- WHAT THE EXERCISE ASKS
Write out all the data again, exactly as it stands.

- MATERIALS PROVIDED
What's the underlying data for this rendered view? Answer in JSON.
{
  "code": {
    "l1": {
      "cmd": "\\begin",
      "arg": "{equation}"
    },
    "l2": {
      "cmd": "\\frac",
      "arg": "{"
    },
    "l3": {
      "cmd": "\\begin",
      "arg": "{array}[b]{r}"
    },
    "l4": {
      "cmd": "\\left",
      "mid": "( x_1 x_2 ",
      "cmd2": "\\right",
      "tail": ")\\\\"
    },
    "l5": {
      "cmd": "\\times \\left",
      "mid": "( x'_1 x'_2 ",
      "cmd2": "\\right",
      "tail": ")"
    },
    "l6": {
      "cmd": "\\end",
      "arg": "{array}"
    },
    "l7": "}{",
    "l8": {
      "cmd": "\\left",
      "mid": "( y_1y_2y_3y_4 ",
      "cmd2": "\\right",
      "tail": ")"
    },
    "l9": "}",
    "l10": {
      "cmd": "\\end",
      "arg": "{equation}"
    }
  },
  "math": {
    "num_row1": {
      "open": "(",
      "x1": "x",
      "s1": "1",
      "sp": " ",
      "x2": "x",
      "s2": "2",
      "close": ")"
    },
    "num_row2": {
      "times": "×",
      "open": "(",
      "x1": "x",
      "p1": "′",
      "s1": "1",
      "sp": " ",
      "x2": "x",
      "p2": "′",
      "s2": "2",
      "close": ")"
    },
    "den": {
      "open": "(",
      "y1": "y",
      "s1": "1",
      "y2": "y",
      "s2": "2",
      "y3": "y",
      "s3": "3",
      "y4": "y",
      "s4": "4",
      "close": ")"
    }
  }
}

- EXPECTED OUTPUT
What's the underlying data for this rendered view? Answer in JSON.
{
  "code": {
    "l1": {
      "cmd": "\\begin",
      "arg": "{equation}"
    },
    "l2": {
      "cmd": "\\frac",
      "arg": "{"
    },
    "l3": {
      "cmd": "\\begin",
      "arg": "{array}[b]{r}"
    },
    "l4": {
      "cmd": "\\left",
      "mid": "( x_1 x_2 ",
      "cmd2": "\\right",
      "tail": ")\\\\"
    },
    "l5": {
      "cmd": "\\times \\left",
      "mid": "( x'_1 x'_2 ",
      "cmd2": "\\right",
      "tail": ")"
    },
    "l6": {
      "cmd": "\\end",
      "arg": "{array}"
    },
    "l7": "}{",
    "l8": {
      "cmd": "\\left",
      "mid": "( y_1y_2y_3y_4 ",
      "cmd2": "\\right",
      "tail": ")"
    },
    "l9": "}",
    "l10": {
      "cmd": "\\end",
      "arg": "{equation}"
    }
  },
  "math": {
    "num_row1": {
      "open": "(",
      "x1": "x",
      "s1": "1",
      "sp": " ",
      "x2": "x",
      "s2": "2",
      "close": ")"
    },
    "num_row2": {
      "times": "×",
      "open": "(",
      "x1": "x",
      "p1": "′",
      "s1": "1",
      "sp": " ",
      "x2": "x",
      "p2": "′",
      "s2": "2",
      "close": ")"
    },
    "den": {
      "open": "(",
      "y1": "y",
      "s1": "1",
      "y2": "y",
      "s2": "2",
      "y3": "y",
      "s3": "3",
      "y4": "y",
      "s4": "4",
      "close": ")"
    }
  }
}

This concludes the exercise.